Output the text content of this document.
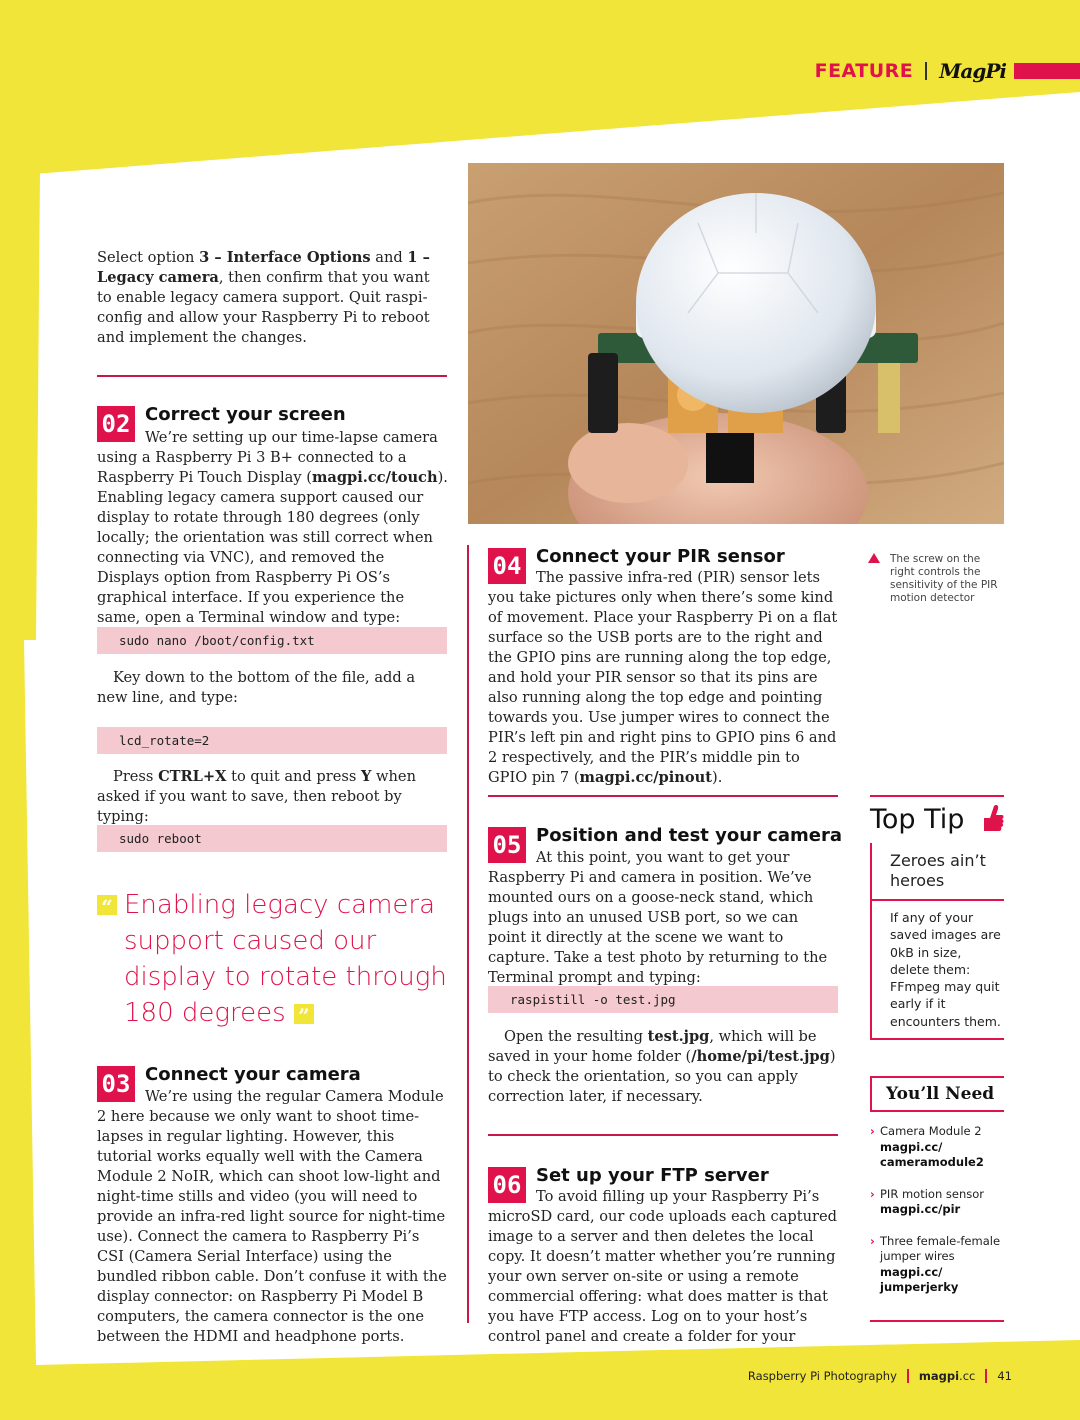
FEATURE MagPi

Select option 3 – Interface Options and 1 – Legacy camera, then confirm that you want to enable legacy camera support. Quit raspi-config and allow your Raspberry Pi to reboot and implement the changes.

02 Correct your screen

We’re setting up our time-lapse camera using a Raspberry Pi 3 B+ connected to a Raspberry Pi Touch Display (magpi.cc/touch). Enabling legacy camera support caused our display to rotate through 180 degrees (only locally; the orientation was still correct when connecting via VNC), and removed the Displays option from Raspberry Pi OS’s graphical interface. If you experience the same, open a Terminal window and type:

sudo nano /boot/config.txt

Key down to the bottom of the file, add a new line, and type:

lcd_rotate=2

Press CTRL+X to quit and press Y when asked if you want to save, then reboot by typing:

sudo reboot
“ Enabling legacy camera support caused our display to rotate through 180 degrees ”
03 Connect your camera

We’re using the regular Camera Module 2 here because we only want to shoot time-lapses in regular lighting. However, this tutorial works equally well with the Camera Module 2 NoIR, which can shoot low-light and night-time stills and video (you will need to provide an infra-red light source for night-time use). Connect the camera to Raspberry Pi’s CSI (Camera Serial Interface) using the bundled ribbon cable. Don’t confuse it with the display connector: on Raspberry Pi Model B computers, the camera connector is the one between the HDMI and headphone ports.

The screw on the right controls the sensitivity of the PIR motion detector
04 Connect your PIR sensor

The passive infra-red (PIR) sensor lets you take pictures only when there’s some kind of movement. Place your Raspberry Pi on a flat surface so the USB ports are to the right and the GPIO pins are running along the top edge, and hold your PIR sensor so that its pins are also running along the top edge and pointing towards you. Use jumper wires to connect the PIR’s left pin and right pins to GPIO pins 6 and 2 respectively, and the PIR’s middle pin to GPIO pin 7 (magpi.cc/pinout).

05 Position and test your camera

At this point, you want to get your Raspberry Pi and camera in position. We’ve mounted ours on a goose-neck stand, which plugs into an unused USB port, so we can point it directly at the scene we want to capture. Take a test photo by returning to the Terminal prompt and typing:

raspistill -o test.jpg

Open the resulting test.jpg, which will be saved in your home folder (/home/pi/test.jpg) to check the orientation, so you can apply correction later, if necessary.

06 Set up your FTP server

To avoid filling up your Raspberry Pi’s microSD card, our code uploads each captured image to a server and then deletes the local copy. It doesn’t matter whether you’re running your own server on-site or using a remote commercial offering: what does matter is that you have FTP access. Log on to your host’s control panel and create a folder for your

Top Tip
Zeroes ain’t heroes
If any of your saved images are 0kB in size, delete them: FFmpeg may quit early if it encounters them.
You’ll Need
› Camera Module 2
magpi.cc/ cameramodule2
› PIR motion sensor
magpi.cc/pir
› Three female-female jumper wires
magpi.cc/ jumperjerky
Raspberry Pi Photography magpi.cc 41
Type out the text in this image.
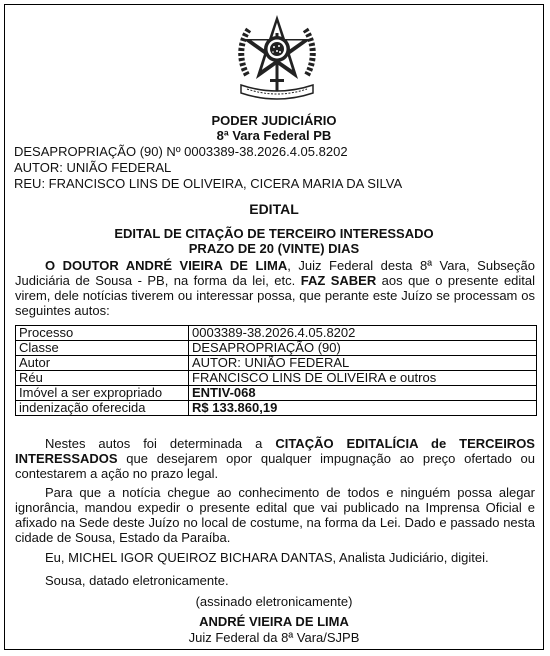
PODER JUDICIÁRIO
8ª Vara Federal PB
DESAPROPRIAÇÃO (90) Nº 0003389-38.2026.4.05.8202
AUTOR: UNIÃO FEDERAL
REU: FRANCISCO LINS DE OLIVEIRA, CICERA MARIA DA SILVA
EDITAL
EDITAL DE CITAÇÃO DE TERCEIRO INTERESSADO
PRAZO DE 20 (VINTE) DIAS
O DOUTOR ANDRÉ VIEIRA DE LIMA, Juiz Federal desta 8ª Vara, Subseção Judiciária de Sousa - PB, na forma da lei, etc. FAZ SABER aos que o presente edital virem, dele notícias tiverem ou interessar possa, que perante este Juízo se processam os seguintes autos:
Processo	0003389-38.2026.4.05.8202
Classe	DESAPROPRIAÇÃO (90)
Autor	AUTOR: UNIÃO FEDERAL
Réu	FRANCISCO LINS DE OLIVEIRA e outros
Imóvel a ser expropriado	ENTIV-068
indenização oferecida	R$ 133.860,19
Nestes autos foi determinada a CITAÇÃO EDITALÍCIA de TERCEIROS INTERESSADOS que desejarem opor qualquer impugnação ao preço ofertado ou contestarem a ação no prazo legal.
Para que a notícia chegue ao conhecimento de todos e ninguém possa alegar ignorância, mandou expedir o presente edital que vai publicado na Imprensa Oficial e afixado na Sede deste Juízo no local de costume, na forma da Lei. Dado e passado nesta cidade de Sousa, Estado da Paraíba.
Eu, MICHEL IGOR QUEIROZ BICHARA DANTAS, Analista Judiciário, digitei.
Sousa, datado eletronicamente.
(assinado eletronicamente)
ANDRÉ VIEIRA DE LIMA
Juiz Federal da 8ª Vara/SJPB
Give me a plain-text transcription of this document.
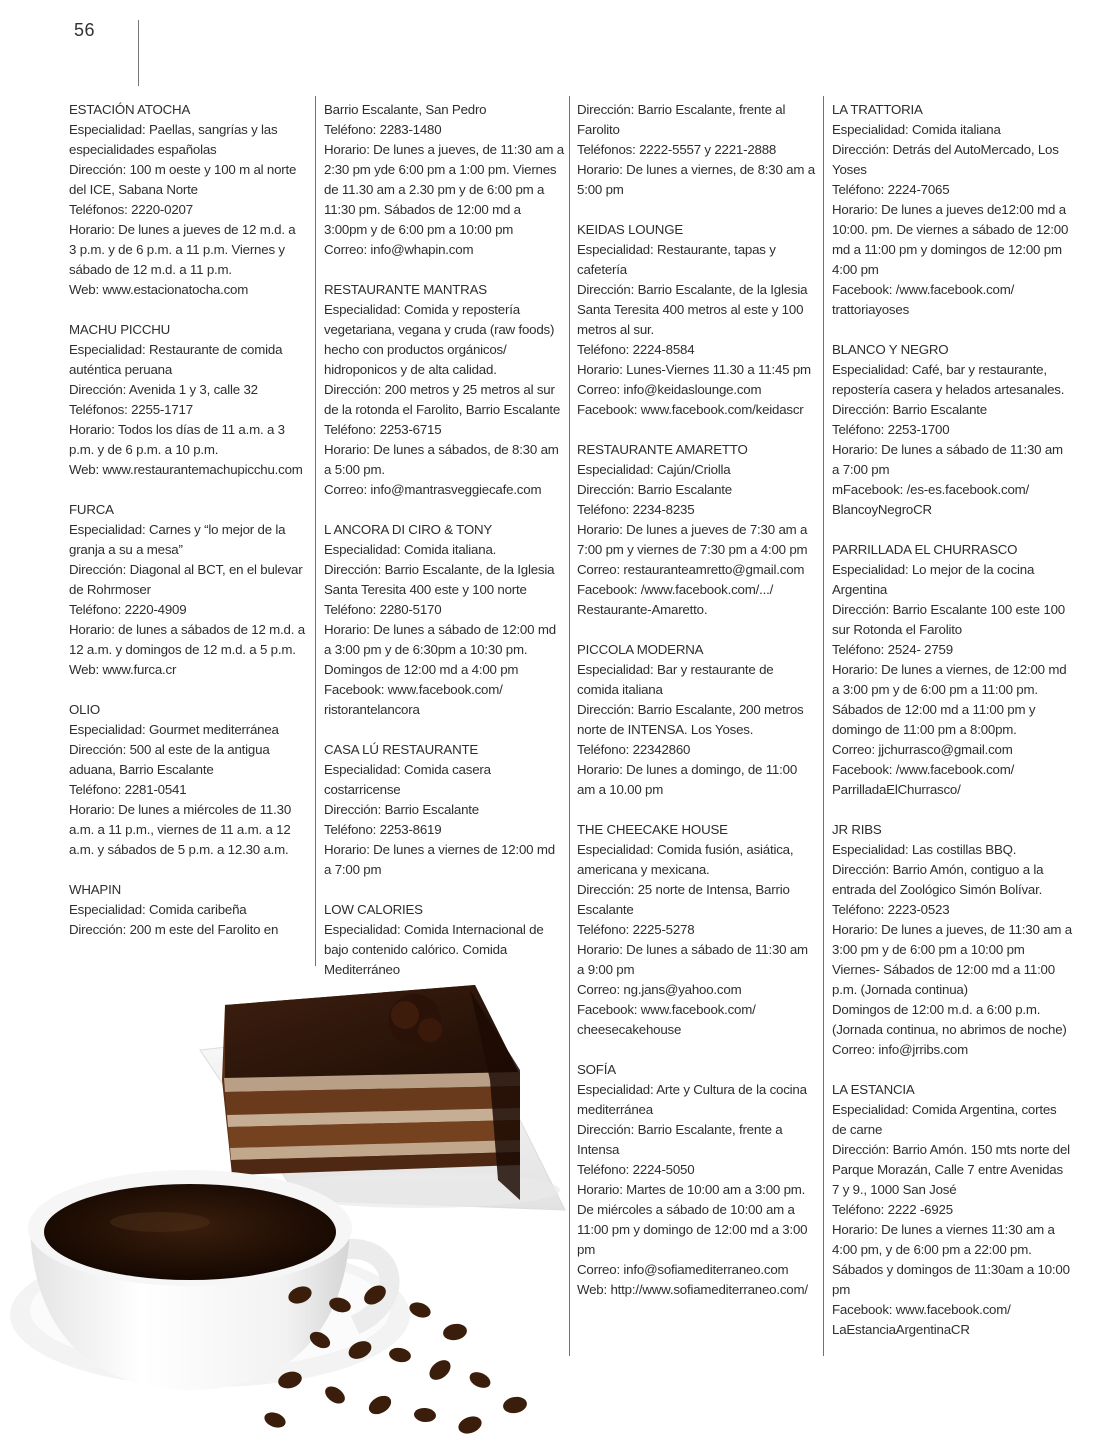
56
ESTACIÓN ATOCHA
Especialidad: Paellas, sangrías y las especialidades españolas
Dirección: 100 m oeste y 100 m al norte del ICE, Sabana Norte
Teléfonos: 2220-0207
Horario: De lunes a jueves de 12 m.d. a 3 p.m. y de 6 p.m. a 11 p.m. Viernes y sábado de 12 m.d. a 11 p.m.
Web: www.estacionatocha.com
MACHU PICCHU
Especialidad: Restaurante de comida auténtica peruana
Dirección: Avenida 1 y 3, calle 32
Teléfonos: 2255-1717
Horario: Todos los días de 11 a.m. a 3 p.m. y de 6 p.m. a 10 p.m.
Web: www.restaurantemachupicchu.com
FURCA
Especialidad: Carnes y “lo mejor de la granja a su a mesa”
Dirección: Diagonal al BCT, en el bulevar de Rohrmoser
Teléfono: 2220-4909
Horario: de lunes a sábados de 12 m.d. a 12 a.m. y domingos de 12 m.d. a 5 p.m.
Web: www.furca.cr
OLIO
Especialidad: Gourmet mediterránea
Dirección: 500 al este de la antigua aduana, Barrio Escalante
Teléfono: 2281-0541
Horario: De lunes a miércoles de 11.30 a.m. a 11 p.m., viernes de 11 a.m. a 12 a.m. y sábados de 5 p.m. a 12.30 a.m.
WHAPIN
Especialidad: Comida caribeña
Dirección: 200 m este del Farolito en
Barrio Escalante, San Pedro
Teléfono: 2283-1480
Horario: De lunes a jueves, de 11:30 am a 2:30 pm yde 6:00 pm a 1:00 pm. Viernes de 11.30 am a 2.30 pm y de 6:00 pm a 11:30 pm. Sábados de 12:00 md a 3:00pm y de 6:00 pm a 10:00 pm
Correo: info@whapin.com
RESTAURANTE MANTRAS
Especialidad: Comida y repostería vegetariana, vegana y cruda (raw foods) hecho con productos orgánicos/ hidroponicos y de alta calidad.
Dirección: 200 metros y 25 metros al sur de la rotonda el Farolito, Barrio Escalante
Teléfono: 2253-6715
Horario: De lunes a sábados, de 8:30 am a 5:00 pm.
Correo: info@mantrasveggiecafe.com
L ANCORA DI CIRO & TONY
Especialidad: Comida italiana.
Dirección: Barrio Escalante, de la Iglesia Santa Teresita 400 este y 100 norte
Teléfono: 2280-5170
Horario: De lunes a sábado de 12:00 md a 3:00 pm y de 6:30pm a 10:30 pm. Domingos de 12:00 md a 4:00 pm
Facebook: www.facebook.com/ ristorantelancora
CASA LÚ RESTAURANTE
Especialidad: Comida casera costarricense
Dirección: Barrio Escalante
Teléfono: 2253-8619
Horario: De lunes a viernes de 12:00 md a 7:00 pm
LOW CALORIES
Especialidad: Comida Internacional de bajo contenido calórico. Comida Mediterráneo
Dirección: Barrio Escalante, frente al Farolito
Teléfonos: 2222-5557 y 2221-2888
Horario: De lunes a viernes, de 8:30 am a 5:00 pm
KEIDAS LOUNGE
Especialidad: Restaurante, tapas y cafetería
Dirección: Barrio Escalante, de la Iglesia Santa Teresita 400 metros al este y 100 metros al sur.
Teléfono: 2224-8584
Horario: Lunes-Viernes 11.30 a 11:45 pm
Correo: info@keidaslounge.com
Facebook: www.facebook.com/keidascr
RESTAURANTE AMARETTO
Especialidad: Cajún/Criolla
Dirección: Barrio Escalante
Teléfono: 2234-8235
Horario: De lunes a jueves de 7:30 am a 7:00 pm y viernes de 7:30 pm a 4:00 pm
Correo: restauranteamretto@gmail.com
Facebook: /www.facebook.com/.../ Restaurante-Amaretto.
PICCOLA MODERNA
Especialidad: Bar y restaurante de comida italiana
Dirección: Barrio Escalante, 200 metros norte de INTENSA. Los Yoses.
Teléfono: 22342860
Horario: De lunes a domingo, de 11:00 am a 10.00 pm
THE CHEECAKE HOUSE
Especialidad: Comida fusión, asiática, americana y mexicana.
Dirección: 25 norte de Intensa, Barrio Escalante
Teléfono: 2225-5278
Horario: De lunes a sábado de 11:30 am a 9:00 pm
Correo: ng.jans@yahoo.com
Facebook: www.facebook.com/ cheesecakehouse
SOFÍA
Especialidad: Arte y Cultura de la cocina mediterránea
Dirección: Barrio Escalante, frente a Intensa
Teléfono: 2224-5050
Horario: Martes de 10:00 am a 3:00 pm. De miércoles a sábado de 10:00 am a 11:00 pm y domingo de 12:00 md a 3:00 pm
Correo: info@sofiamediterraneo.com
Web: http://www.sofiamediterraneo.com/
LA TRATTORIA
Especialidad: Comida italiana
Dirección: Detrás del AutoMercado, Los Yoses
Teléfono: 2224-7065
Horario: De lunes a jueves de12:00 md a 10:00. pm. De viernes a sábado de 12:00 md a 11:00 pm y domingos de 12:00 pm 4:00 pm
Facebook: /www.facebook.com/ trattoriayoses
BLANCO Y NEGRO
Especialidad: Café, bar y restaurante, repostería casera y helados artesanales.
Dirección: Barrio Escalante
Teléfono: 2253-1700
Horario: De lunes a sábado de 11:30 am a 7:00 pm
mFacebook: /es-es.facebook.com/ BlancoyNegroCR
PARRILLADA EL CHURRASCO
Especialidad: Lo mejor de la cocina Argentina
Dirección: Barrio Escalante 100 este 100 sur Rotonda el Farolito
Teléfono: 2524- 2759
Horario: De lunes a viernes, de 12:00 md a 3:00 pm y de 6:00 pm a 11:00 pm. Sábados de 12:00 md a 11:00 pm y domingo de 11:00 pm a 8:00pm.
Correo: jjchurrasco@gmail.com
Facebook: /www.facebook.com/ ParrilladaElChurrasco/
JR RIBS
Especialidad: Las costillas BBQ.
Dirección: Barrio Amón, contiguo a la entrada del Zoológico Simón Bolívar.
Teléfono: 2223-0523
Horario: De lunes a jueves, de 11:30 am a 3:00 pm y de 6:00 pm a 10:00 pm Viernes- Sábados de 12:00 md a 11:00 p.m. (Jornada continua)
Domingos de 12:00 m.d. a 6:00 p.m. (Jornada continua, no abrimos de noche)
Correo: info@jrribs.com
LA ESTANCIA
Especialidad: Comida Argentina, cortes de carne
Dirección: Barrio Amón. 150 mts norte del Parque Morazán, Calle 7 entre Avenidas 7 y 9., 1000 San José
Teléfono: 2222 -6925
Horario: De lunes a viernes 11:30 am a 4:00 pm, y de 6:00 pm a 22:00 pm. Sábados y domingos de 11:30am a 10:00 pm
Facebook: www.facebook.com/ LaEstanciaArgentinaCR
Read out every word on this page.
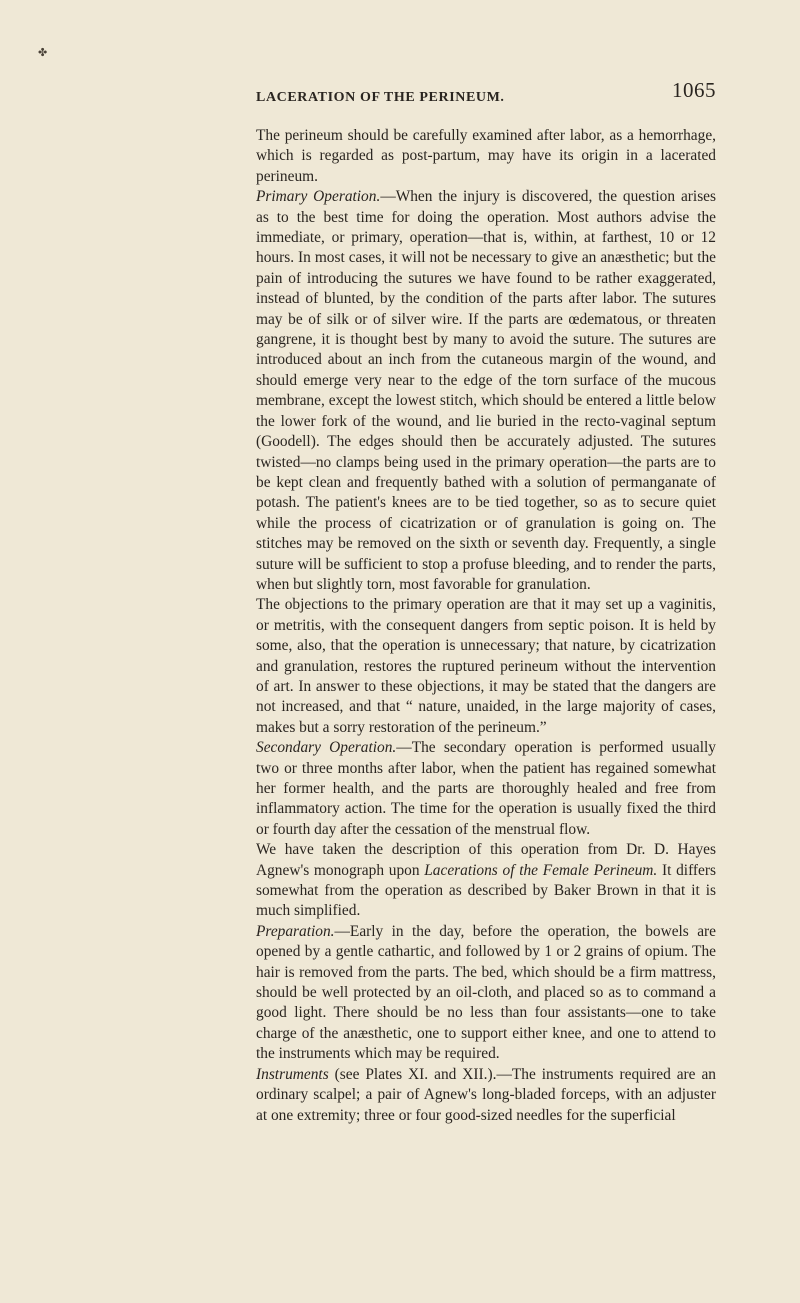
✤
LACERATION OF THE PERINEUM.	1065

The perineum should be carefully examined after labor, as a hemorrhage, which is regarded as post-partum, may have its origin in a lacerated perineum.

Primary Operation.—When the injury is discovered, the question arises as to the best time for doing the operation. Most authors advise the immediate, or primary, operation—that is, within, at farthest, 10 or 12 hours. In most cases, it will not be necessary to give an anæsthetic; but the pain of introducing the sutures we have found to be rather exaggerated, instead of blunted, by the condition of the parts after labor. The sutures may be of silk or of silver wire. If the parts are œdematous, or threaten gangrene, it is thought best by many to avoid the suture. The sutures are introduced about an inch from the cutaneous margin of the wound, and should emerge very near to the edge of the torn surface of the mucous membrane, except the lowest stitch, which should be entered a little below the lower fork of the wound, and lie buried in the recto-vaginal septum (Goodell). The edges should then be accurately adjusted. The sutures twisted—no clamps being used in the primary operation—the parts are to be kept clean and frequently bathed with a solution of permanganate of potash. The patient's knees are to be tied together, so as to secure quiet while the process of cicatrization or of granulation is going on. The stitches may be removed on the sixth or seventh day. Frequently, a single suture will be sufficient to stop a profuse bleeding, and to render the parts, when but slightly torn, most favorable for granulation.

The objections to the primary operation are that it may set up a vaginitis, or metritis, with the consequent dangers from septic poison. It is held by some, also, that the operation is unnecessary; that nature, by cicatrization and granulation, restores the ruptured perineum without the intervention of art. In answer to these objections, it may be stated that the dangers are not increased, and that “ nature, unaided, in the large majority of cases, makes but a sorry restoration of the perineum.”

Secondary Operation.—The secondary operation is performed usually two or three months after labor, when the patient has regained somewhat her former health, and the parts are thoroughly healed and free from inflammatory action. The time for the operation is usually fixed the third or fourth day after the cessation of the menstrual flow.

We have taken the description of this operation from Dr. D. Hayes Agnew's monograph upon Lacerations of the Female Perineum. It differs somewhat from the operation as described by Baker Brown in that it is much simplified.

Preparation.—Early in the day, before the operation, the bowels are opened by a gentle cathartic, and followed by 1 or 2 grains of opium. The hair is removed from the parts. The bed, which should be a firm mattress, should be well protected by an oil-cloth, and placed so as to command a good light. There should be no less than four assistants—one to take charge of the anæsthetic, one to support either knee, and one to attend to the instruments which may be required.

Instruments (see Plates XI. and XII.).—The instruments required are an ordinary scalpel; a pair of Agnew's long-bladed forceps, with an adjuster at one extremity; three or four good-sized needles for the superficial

* * *

--- PROBLEM DESCRIPTION ---
From the material given, work out how many lines hold the string "miércoles"; state that number and nothing further.

--- ANSWER TO THE PROBLEM ---
2